▶ _AIM_: Each entry must appear again exactly as it does in the source.

Figure collection entries:
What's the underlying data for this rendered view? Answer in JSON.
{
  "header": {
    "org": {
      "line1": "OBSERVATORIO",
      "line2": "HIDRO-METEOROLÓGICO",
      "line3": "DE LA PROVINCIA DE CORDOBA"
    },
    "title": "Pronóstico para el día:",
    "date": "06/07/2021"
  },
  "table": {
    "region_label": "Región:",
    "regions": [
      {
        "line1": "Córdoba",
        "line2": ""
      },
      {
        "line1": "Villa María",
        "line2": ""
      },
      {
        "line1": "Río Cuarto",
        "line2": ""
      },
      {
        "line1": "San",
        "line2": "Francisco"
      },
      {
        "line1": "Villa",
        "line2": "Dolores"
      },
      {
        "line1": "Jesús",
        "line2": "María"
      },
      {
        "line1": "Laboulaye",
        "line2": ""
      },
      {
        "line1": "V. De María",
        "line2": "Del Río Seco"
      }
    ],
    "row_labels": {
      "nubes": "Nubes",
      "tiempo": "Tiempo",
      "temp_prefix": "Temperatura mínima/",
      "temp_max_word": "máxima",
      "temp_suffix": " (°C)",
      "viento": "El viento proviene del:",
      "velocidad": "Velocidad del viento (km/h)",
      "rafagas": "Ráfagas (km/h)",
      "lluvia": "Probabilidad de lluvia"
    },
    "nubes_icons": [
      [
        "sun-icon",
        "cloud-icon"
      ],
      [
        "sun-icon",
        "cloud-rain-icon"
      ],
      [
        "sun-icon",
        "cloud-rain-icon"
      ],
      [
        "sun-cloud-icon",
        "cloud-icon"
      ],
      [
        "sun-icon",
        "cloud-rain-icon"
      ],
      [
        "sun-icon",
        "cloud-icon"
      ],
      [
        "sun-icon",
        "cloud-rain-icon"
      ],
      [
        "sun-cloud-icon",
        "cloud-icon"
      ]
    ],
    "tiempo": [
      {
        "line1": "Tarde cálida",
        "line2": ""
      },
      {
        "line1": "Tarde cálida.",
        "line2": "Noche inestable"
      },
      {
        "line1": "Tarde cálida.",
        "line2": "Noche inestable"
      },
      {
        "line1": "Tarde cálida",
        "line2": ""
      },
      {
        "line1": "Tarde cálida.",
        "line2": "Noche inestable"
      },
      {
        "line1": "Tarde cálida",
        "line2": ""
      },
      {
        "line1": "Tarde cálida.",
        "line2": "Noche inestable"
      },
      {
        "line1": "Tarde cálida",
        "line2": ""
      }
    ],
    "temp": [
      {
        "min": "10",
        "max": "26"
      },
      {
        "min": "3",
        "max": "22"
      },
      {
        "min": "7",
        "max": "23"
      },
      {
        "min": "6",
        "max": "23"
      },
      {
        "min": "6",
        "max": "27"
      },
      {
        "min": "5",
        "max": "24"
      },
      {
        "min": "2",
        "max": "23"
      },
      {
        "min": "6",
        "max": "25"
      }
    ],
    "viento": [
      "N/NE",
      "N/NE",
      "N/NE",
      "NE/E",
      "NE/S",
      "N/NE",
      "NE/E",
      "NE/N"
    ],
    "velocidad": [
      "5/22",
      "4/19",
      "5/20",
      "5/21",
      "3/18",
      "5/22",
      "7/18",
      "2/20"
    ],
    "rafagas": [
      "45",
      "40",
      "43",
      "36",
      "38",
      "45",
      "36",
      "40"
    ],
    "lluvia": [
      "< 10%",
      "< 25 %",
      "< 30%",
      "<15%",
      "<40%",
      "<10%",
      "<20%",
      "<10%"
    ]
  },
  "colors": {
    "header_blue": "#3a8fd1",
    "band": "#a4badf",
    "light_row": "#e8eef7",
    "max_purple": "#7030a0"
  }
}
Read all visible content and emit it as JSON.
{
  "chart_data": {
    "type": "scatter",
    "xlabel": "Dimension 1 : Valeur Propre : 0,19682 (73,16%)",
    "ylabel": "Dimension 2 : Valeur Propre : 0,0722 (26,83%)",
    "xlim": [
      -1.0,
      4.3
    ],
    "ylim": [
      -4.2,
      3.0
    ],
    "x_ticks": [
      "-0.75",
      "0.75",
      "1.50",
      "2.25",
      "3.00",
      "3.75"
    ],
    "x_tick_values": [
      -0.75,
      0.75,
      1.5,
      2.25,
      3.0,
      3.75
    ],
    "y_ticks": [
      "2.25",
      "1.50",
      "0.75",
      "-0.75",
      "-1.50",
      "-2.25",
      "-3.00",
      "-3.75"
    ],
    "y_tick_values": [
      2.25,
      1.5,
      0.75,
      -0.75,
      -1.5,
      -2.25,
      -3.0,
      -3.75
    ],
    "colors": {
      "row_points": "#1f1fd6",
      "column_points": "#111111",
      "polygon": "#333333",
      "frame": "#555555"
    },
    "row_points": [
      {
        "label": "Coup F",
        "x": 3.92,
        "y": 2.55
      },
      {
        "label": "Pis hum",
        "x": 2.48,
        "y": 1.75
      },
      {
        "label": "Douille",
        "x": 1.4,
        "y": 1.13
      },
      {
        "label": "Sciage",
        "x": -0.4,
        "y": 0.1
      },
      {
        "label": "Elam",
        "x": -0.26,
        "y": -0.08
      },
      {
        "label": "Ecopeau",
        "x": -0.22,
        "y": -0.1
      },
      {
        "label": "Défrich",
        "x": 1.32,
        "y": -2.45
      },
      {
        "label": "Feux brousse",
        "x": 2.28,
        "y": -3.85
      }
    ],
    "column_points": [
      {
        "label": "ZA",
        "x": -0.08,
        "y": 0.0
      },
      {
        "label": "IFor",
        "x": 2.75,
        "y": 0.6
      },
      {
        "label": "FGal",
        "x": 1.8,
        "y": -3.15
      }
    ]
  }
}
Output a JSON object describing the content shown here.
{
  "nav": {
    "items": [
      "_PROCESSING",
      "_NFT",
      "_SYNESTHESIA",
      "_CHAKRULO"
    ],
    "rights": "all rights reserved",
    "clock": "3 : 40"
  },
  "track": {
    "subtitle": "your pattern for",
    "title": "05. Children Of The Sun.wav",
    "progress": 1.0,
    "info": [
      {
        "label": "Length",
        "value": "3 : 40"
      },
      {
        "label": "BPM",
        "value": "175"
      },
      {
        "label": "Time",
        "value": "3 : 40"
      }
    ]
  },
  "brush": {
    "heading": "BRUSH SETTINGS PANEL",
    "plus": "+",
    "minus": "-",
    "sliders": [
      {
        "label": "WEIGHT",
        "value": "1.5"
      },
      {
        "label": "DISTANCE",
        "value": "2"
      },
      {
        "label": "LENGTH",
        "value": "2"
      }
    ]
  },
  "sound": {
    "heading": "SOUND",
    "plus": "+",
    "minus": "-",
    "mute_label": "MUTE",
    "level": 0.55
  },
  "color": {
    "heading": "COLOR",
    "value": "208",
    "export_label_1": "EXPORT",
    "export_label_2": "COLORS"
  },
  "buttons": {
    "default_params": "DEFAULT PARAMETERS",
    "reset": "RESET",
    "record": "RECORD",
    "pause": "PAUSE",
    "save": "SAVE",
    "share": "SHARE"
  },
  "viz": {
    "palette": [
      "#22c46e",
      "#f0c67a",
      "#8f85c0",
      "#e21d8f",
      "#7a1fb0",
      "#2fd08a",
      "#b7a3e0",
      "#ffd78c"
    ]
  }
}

▶ _OUTPUT FOR THIS TASK_:
What's the underlying data for this rendered view? Answer in JSON.
{
  "header": {
    "org": {
      "line1": "OBSERVATORIO",
      "line2": "HIDRO-METEOROLÓGICO",
      "line3": "DE LA PROVINCIA DE CORDOBA"
    },
    "title": "Pronóstico para el día:",
    "date": "06/07/2021"
  },
  "table": {
    "region_label": "Región:",
    "regions": [
      {
        "line1": "Córdoba",
        "line2": ""
      },
      {
        "line1": "Villa María",
        "line2": ""
      },
      {
        "line1": "Río Cuarto",
        "line2": ""
      },
      {
        "line1": "San",
        "line2": "Francisco"
      },
      {
        "line1": "Villa",
        "line2": "Dolores"
      },
      {
        "line1": "Jesús",
        "line2": "María"
      },
      {
        "line1": "Laboulaye",
        "line2": ""
      },
      {
        "line1": "V. De María",
        "line2": "Del Río Seco"
      }
    ],
    "row_labels": {
      "nubes": "Nubes",
      "tiempo": "Tiempo",
      "temp_prefix": "Temperatura mínima/",
      "temp_max_word": "máxima",
      "temp_suffix": " (°C)",
      "viento": "El viento proviene del:",
      "velocidad": "Velocidad del viento (km/h)",
      "rafagas": "Ráfagas (km/h)",
      "lluvia": "Probabilidad de lluvia"
    },
    "nubes_icons": [
      [
        "sun-icon",
        "cloud-icon"
      ],
      [
        "sun-icon",
        "cloud-rain-icon"
      ],
      [
        "sun-icon",
        "cloud-rain-icon"
      ],
      [
        "sun-cloud-icon",
        "cloud-icon"
      ],
      [
        "sun-icon",
        "cloud-rain-icon"
      ],
      [
        "sun-icon",
        "cloud-icon"
      ],
      [
        "sun-icon",
        "cloud-rain-icon"
      ],
      [
        "sun-cloud-icon",
        "cloud-icon"
      ]
    ],
    "tiempo": [
      {
        "line1": "Tarde cálida",
        "line2": ""
      },
      {
        "line1": "Tarde cálida.",
        "line2": "Noche inestable"
      },
      {
        "line1": "Tarde cálida.",
        "line2": "Noche inestable"
      },
      {
        "line1": "Tarde cálida",
        "line2": ""
      },
      {
        "line1": "Tarde cálida.",
        "line2": "Noche inestable"
      },
      {
        "line1": "Tarde cálida",
        "line2": ""
      },
      {
        "line1": "Tarde cálida.",
        "line2": "Noche inestable"
      },
      {
        "line1": "Tarde cálida",
        "line2": ""
      }
    ],
    "temp": [
      {
        "min": "10",
        "max": "26"
      },
      {
        "min": "3",
        "max": "22"
      },
      {
        "min": "7",
        "max": "23"
      },
      {
        "min": "6",
        "max": "23"
      },
      {
        "min": "6",
        "max": "27"
      },
      {
        "min": "5",
        "max": "24"
      },
      {
        "min": "2",
        "max": "23"
      },
      {
        "min": "6",
        "max": "25"
      }
    ],
    "viento": [
      "N/NE",
      "N/NE",
      "N/NE",
      "NE/E",
      "NE/S",
      "N/NE",
      "NE/E",
      "NE/N"
    ],
    "velocidad": [
      "5/22",
      "4/19",
      "5/20",
      "5/21",
      "3/18",
      "5/22",
      "7/18",
      "2/20"
    ],
    "rafagas": [
      "45",
      "40",
      "43",
      "36",
      "38",
      "45",
      "36",
      "40"
    ],
    "lluvia": [
      "< 10%",
      "< 25 %",
      "< 30%",
      "<15%",
      "<40%",
      "<10%",
      "<20%",
      "<10%"
    ]
  },
  "colors": {
    "header_blue": "#3a8fd1",
    "band": "#a4badf",
    "light_row": "#e8eef7",
    "max_purple": "#7030a0"
  }
}
Read all visible content and emit it as JSON.
{
  "chart_data": {
    "type": "scatter",
    "xlabel": "Dimension 1 : Valeur Propre : 0,19682 (73,16%)",
    "ylabel": "Dimension 2 : Valeur Propre : 0,0722 (26,83%)",
    "xlim": [
      -1.0,
      4.3
    ],
    "ylim": [
      -4.2,
      3.0
    ],
    "x_ticks": [
      "-0.75",
      "0.75",
      "1.50",
      "2.25",
      "3.00",
      "3.75"
    ],
    "x_tick_values": [
      -0.75,
      0.75,
      1.5,
      2.25,
      3.0,
      3.75
    ],
    "y_ticks": [
      "2.25",
      "1.50",
      "0.75",
      "-0.75",
      "-1.50",
      "-2.25",
      "-3.00",
      "-3.75"
    ],
    "y_tick_values": [
      2.25,
      1.5,
      0.75,
      -0.75,
      -1.5,
      -2.25,
      -3.0,
      -3.75
    ],
    "colors": {
      "row_points": "#1f1fd6",
      "column_points": "#111111",
      "polygon": "#333333",
      "frame": "#555555"
    },
    "row_points": [
      {
        "label": "Coup F",
        "x": 3.92,
        "y": 2.55
      },
      {
        "label": "Pis hum",
        "x": 2.48,
        "y": 1.75
      },
      {
        "label": "Douille",
        "x": 1.4,
        "y": 1.13
      },
      {
        "label": "Sciage",
        "x": -0.4,
        "y": 0.1
      },
      {
        "label": "Elam",
        "x": -0.26,
        "y": -0.08
      },
      {
        "label": "Ecopeau",
        "x": -0.22,
        "y": -0.1
      },
      {
        "label": "Défrich",
        "x": 1.32,
        "y": -2.45
      },
      {
        "label": "Feux brousse",
        "x": 2.28,
        "y": -3.85
      }
    ],
    "column_points": [
      {
        "label": "ZA",
        "x": -0.08,
        "y": 0.0
      },
      {
        "label": "IFor",
        "x": 2.75,
        "y": 0.6
      },
      {
        "label": "FGal",
        "x": 1.8,
        "y": -3.15
      }
    ]
  }
}
Output a JSON object describing the content shown here.
{
  "nav": {
    "items": [
      "_PROCESSING",
      "_NFT",
      "_SYNESTHESIA",
      "_CHAKRULO"
    ],
    "rights": "all rights reserved",
    "clock": "3 : 40"
  },
  "track": {
    "subtitle": "your pattern for",
    "title": "05. Children Of The Sun.wav",
    "progress": 1.0,
    "info": [
      {
        "label": "Length",
        "value": "3 : 40"
      },
      {
        "label": "BPM",
        "value": "175"
      },
      {
        "label": "Time",
        "value": "3 : 40"
      }
    ]
  },
  "brush": {
    "heading": "BRUSH SETTINGS PANEL",
    "plus": "+",
    "minus": "-",
    "sliders": [
      {
        "label": "WEIGHT",
        "value": "1.5"
      },
      {
        "label": "DISTANCE",
        "value": "2"
      },
      {
        "label": "LENGTH",
        "value": "2"
      }
    ]
  },
  "sound": {
    "heading": "SOUND",
    "plus": "+",
    "minus": "-",
    "mute_label": "MUTE",
    "level": 0.55
  },
  "color": {
    "heading": "COLOR",
    "value": "208",
    "export_label_1": "EXPORT",
    "export_label_2": "COLORS"
  },
  "buttons": {
    "default_params": "DEFAULT PARAMETERS",
    "reset": "RESET",
    "record": "RECORD",
    "pause": "PAUSE",
    "save": "SAVE",
    "share": "SHARE"
  },
  "viz": {
    "palette": [
      "#22c46e",
      "#f0c67a",
      "#8f85c0",
      "#e21d8f",
      "#7a1fb0",
      "#2fd08a",
      "#b7a3e0",
      "#ffd78c"
    ]
  }
}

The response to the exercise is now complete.